BEGIN ITEMS
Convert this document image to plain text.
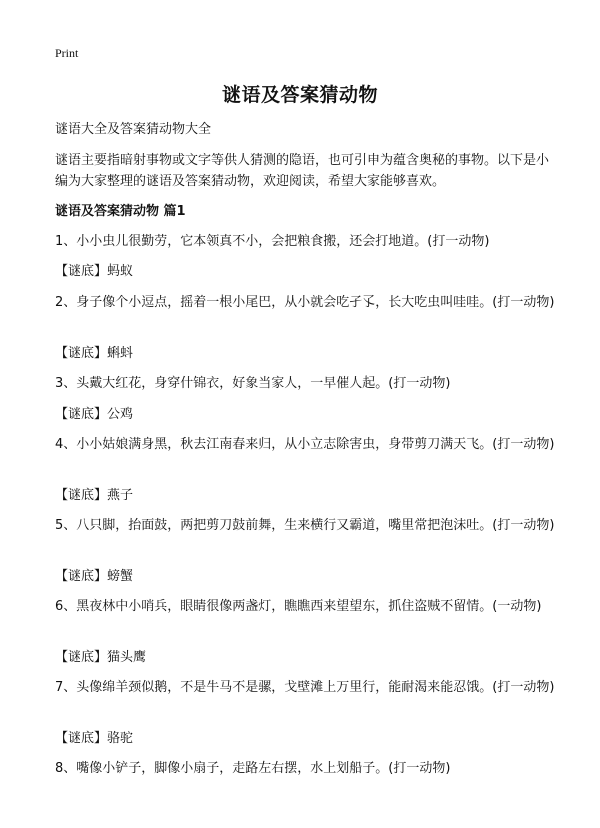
Print
谜语及答案猜动物

谜语大全及答案猜动物大全

谜语主要指暗射事物或文字等供人猜测的隐语，也可引申为蕴含奥秘的事物。以下是小编为大家整理的谜语及答案猜动物，欢迎阅读，希望大家能够喜欢。

谜语及答案猜动物 篇1

1、小小虫儿很勤劳，它本领真不小，会把粮食搬，还会打地道。(打一动物)

【谜底】蚂蚁

2、身子像个小逗点，摇着一根小尾巴，从小就会吃孑孓，长大吃虫叫哇哇。(打一动物)

【谜底】蝌蚪

3、头戴大红花，身穿什锦衣，好象当家人，一早催人起。(打一动物)

【谜底】公鸡

4、小小姑娘满身黑，秋去江南春来归，从小立志除害虫，身带剪刀满天飞。(打一动物)

【谜底】燕子

5、八只脚，抬面鼓，两把剪刀鼓前舞，生来横行又霸道，嘴里常把泡沫吐。(打一动物)

【谜底】螃蟹

6、黑夜林中小哨兵，眼睛很像两盏灯，瞧瞧西来望望东，抓住盗贼不留情。(一动物)

【谜底】猫头鹰

7、头像绵羊颈似鹅，不是牛马不是骡，戈壁滩上万里行，能耐渴来能忍饿。(打一动物)

【谜底】骆驼

8、嘴像小铲子，脚像小扇子，走路左右摆，水上划船子。(打一动物)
END ITEMS
» GOAL OF THE EXERCISE: Go through the material and copy out every line with "打一动物" in it.

» SOLUTION:
1、小小虫儿很勤劳，它本领真不小，会把粮食搬，还会打地道。(打一动物)
2、身子像个小逗点，摇着一根小尾巴，从小就会吃孑孓，长大吃虫叫哇哇。(打一动物)
3、头戴大红花，身穿什锦衣，好象当家人，一早催人起。(打一动物)
4、小小姑娘满身黑，秋去江南春来归，从小立志除害虫，身带剪刀满天飞。(打一动物)
5、八只脚，抬面鼓，两把剪刀鼓前舞，生来横行又霸道，嘴里常把泡沫吐。(打一动物)
7、头像绵羊颈似鹅，不是牛马不是骡，戈壁滩上万里行，能耐渴来能忍饿。(打一动物)
8、嘴像小铲子，脚像小扇子，走路左右摆，水上划船子。(打一动物)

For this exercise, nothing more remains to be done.